## Begin Given information

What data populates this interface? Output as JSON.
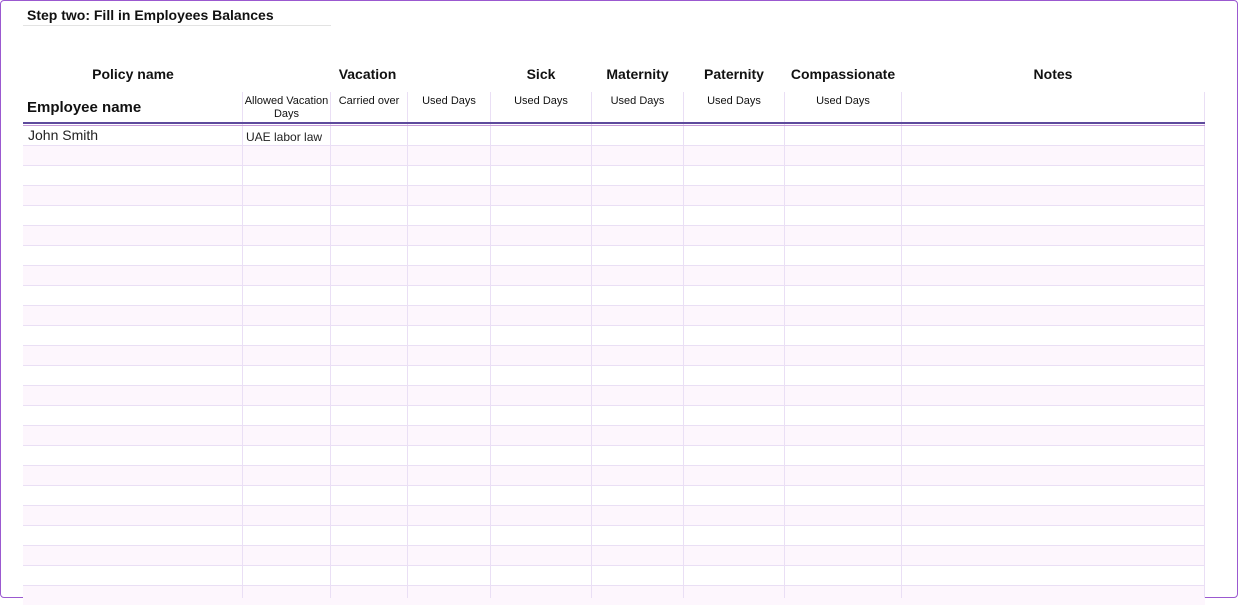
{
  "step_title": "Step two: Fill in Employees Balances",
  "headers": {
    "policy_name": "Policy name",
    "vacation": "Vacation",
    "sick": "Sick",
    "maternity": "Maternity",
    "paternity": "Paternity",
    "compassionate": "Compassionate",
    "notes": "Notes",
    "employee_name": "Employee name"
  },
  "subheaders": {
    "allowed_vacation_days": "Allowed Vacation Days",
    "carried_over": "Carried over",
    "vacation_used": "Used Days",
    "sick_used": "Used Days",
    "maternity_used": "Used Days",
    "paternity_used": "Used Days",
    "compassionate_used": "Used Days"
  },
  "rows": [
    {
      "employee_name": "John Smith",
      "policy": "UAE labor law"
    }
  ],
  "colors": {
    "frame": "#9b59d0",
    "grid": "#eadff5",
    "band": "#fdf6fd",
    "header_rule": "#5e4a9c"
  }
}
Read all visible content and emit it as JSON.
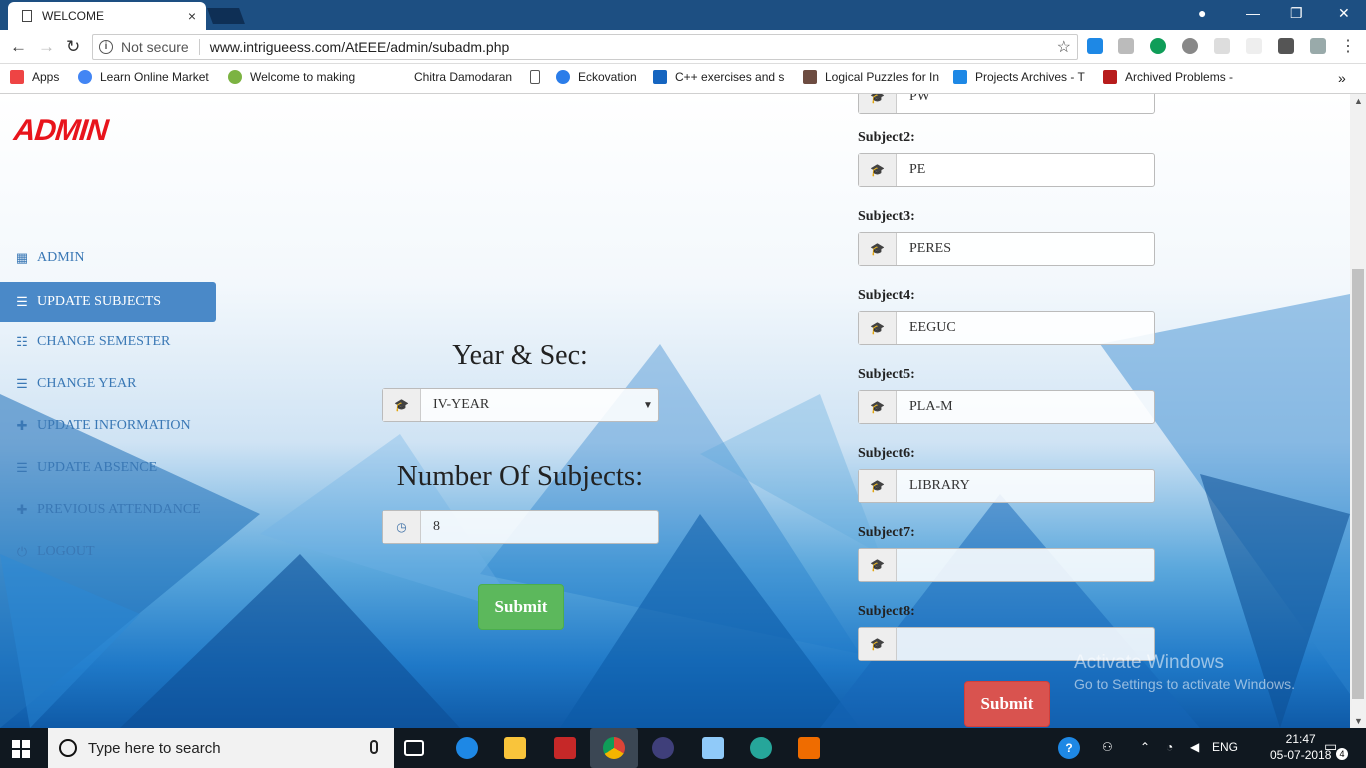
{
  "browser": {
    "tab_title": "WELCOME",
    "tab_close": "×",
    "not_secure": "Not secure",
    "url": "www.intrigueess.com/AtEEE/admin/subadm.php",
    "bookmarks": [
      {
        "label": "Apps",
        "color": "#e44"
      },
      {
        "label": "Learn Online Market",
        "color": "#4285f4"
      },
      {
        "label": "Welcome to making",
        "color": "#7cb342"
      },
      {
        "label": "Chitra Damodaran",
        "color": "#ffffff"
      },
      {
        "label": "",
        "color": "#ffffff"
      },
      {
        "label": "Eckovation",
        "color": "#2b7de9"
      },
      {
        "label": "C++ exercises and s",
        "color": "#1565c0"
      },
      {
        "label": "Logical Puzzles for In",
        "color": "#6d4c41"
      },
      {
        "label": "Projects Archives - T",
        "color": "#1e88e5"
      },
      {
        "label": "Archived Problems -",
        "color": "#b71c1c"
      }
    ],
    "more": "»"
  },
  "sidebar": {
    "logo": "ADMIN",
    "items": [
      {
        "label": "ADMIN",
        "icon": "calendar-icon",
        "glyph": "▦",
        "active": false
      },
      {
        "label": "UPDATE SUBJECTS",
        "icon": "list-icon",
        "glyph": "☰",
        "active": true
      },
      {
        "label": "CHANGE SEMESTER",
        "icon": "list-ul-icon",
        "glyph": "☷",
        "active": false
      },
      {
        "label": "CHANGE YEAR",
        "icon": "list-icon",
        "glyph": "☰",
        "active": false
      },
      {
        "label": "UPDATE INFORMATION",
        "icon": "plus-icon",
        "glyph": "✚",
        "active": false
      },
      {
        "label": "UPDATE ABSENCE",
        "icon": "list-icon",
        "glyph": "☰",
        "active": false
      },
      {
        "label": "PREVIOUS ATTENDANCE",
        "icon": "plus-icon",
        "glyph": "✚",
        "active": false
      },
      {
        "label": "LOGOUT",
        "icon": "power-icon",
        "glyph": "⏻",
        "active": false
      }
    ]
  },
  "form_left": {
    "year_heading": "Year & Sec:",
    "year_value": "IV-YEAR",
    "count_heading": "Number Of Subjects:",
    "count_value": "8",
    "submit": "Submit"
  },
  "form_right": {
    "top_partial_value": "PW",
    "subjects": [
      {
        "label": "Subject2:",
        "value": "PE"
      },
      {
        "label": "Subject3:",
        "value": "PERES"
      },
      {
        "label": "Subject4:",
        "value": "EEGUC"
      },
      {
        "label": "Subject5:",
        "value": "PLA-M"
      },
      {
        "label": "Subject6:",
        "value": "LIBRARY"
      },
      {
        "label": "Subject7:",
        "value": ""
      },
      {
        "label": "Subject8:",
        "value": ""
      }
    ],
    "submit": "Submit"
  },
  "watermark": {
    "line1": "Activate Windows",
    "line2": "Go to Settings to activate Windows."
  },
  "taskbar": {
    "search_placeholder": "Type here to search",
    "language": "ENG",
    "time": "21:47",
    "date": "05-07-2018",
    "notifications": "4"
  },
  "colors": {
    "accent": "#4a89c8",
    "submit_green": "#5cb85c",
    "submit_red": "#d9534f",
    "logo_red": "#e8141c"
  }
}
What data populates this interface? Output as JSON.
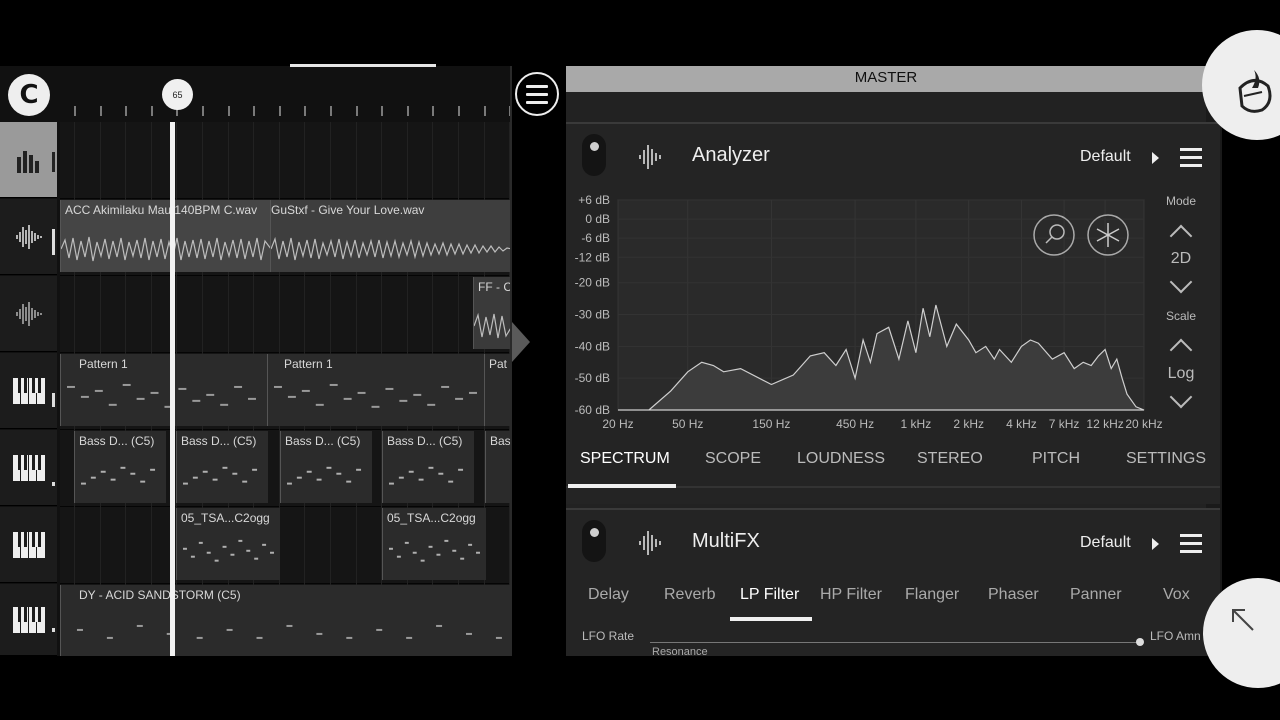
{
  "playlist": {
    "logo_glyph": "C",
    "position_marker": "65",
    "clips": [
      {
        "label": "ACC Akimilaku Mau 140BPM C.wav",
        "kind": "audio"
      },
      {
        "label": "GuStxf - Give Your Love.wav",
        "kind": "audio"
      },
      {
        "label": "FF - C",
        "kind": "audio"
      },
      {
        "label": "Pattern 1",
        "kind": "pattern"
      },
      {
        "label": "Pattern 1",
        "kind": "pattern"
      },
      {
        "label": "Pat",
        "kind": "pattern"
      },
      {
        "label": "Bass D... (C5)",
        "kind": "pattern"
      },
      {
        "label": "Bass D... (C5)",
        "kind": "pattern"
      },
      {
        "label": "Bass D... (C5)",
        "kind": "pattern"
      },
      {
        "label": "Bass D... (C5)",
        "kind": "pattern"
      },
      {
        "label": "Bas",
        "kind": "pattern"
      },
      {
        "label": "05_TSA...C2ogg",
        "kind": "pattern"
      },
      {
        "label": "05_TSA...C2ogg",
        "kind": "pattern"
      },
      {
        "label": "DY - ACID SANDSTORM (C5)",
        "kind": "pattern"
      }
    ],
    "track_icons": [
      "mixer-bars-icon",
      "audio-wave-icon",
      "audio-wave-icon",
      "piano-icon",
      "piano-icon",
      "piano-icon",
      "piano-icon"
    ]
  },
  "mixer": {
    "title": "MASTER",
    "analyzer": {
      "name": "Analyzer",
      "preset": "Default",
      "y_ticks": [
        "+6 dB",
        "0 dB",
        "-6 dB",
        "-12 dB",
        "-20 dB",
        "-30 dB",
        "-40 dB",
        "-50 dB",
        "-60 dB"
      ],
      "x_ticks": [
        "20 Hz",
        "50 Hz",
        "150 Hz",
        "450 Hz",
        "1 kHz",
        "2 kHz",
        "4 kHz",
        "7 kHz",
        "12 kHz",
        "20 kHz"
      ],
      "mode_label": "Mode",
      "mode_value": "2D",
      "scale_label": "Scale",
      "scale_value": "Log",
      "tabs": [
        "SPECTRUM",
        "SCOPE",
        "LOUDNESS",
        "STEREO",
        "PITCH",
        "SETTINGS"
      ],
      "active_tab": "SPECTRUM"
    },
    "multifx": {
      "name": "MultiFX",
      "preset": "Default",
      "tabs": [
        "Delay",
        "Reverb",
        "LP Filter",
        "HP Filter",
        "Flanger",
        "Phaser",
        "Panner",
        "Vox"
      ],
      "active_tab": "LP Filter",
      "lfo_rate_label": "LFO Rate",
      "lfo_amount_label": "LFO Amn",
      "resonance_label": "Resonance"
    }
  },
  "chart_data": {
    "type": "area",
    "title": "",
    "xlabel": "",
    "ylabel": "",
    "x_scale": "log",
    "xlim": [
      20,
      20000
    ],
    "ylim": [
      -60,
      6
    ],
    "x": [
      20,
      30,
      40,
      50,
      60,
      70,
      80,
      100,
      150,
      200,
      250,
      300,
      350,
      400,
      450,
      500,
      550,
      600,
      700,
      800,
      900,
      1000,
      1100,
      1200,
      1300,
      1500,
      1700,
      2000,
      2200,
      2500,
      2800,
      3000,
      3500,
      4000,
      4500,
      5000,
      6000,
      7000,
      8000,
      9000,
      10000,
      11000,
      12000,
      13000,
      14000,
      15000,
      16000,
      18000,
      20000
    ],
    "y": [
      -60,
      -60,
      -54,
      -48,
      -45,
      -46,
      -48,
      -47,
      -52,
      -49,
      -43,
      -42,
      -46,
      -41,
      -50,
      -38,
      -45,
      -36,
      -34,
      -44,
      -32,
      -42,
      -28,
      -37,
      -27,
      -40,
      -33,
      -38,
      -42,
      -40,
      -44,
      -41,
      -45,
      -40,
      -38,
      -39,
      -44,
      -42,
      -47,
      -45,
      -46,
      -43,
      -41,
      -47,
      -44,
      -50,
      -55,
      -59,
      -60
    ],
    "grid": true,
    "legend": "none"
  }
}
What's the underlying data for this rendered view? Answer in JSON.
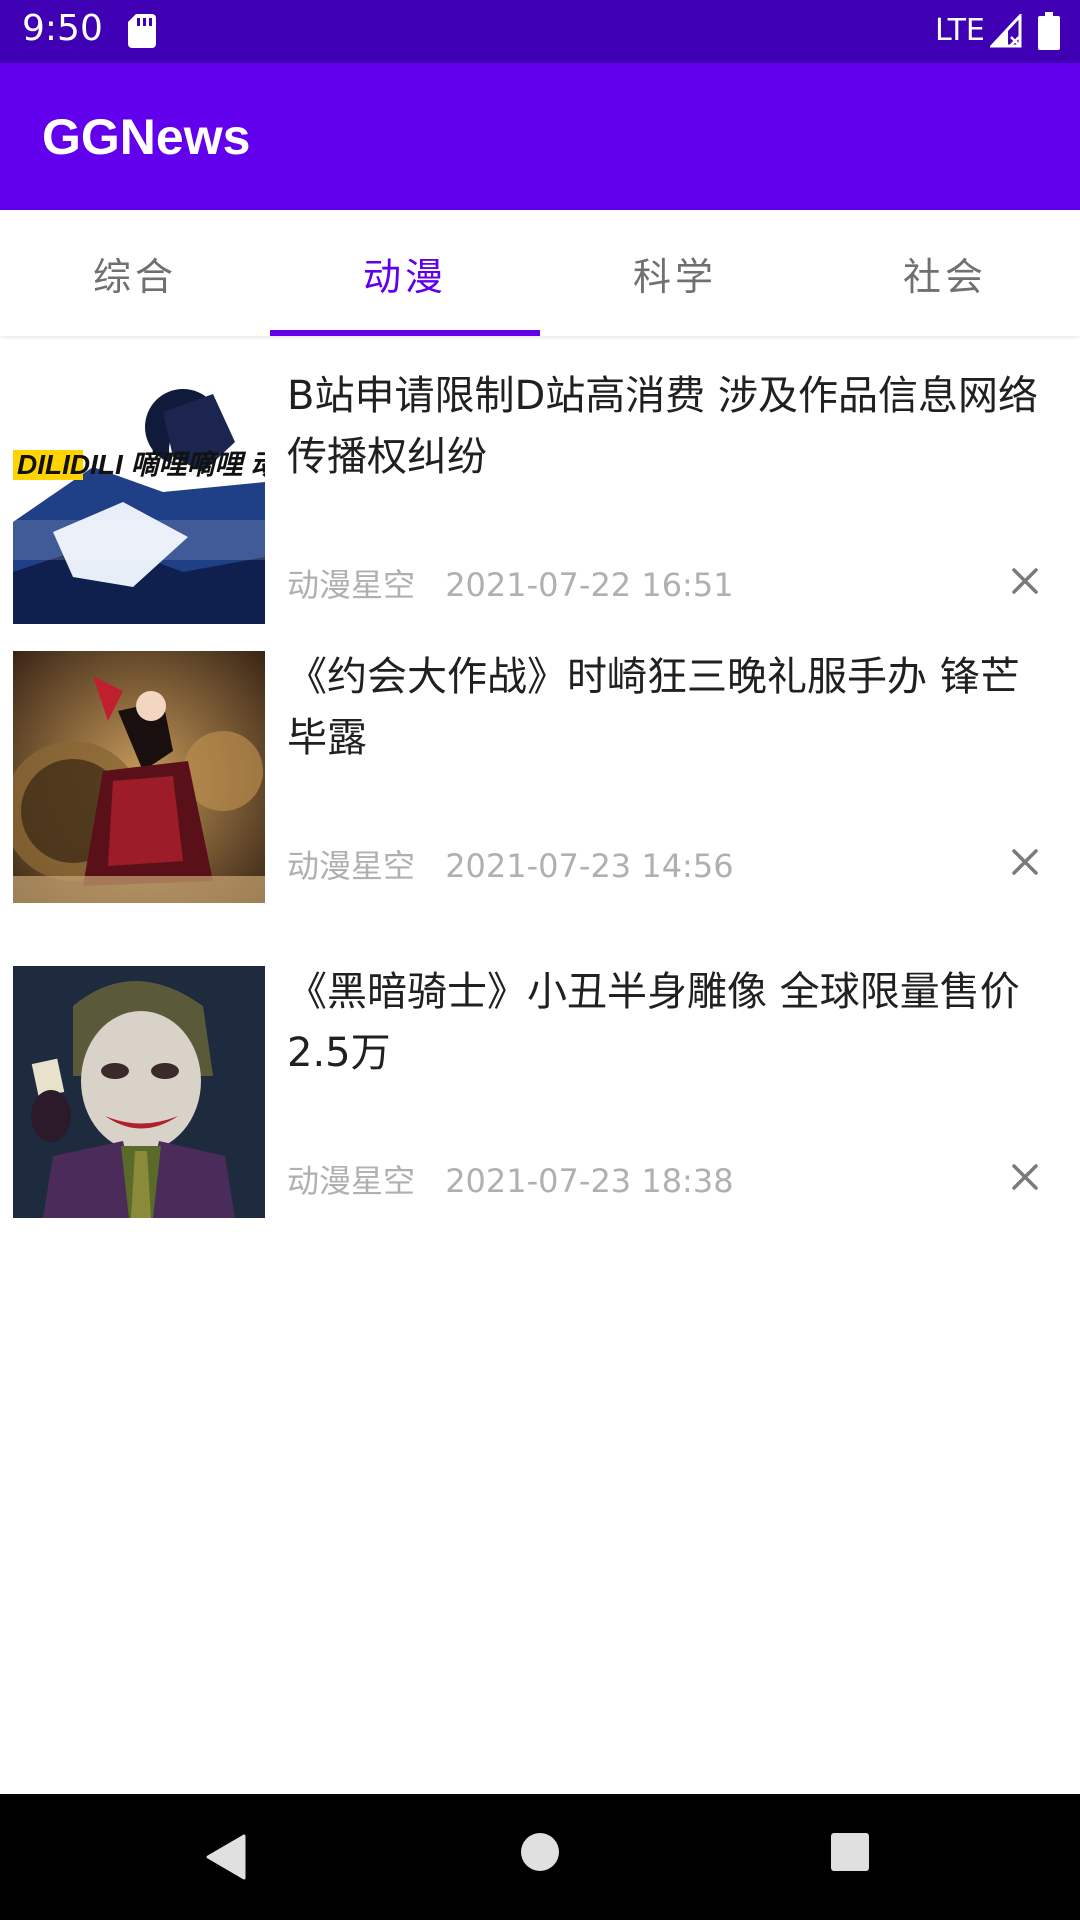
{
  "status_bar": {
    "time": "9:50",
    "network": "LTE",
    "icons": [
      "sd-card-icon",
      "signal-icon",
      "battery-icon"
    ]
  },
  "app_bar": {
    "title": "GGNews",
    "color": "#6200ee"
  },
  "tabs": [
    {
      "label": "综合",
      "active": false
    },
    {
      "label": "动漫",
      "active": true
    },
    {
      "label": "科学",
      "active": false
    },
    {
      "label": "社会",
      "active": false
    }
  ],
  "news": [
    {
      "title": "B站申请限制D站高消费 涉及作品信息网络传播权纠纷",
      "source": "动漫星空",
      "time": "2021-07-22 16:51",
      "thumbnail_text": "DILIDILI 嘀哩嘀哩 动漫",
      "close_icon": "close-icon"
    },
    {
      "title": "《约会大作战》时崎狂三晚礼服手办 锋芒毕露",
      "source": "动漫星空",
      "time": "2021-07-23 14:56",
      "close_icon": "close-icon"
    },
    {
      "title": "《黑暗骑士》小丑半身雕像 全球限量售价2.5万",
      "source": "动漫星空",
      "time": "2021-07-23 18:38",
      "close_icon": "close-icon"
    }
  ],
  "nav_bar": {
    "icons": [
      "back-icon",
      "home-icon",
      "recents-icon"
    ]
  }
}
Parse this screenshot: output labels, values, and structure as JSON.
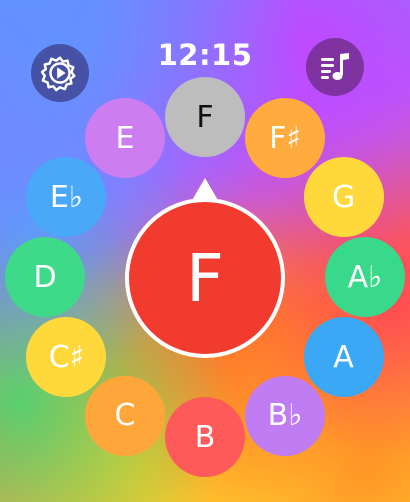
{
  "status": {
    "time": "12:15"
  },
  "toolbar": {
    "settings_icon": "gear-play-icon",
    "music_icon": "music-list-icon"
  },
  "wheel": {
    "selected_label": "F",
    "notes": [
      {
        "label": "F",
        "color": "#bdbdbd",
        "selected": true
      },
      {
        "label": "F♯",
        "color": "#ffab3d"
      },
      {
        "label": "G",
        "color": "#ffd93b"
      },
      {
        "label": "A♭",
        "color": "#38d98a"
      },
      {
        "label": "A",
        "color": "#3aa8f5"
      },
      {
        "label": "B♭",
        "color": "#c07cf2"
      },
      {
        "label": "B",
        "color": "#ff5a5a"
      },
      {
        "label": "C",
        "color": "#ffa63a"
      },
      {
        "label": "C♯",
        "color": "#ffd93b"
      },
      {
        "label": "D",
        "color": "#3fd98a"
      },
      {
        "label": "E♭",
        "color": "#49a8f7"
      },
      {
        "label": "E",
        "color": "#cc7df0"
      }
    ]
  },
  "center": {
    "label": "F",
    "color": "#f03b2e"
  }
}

## End Given information

### Problem to work on
Every line containing the string "true" must be listed.

### Task result
        "active": true
    "grid": true,
      "active": true
        "selected": true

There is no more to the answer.